■ Problem to solve
In the entries below, find the line containing "What data populates". Copy it and all lines after it, exactly, through the end.
>> Begin Task input
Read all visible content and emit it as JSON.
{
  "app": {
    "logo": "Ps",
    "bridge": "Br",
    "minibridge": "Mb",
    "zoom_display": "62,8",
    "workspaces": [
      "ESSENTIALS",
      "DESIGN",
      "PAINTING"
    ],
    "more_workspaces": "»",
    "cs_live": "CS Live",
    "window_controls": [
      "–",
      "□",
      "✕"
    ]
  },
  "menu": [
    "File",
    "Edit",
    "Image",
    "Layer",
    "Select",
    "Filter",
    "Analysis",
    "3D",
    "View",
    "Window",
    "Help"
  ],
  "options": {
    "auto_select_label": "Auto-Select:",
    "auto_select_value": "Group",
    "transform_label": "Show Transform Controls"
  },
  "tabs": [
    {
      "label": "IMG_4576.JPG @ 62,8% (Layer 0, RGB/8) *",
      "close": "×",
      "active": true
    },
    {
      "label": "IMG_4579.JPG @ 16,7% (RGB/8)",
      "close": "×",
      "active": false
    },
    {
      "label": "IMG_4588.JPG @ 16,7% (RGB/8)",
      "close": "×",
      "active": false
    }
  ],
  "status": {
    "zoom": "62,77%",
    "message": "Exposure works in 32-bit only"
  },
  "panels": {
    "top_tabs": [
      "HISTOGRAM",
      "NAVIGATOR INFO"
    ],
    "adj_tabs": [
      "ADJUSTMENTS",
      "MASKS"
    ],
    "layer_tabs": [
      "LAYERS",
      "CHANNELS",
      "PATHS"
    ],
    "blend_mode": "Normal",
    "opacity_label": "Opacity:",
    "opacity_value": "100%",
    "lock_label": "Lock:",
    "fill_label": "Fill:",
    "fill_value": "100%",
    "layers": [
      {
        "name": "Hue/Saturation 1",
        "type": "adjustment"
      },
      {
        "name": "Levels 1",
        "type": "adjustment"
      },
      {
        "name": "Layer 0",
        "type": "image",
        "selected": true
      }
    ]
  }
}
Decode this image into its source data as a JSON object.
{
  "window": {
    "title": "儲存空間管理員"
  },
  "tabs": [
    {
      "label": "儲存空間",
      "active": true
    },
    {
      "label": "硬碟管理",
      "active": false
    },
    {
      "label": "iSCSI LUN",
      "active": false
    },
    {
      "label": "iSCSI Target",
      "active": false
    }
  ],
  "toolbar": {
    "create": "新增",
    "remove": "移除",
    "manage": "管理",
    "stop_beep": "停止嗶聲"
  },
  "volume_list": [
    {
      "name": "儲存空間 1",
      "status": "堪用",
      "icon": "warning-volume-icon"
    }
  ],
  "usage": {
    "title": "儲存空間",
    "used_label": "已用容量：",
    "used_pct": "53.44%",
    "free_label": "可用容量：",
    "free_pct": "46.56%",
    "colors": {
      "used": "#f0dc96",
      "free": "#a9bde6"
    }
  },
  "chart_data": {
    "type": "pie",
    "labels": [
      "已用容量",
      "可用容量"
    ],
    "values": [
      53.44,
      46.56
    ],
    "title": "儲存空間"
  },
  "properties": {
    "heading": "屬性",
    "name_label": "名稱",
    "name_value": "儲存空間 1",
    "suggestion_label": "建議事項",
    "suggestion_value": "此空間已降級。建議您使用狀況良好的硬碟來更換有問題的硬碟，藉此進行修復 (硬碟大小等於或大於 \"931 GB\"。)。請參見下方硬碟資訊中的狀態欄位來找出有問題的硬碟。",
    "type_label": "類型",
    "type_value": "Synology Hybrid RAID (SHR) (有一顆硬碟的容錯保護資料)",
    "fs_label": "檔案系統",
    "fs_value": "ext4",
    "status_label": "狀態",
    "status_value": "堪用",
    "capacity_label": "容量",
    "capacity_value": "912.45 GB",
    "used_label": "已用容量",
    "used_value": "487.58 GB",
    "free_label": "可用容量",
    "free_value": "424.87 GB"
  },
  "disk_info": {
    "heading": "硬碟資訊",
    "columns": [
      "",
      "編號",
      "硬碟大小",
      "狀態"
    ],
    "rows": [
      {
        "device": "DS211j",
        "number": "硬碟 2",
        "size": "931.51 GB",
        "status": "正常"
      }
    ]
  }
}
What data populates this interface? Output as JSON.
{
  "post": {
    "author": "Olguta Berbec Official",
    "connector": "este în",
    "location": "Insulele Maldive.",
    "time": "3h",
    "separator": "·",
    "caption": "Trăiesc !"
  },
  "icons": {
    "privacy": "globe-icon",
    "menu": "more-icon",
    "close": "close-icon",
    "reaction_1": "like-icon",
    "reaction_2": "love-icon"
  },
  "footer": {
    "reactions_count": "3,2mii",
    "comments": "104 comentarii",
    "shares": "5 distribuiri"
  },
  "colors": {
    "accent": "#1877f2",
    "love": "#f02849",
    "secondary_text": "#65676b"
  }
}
>> End Task input
■ Final answer
What data populates this interface? Output as JSON.
{
  "post": {
    "author": "Olguta Berbec Official",
    "connector": "este în",
    "location": "Insulele Maldive.",
    "time": "3h",
    "separator": "·",
    "caption": "Trăiesc !"
  },
  "icons": {
    "privacy": "globe-icon",
    "menu": "more-icon",
    "close": "close-icon",
    "reaction_1": "like-icon",
    "reaction_2": "love-icon"
  },
  "footer": {
    "reactions_count": "3,2mii",
    "comments": "104 comentarii",
    "shares": "5 distribuiri"
  },
  "colors": {
    "accent": "#1877f2",
    "love": "#f02849",
    "secondary_text": "#65676b"
  }
}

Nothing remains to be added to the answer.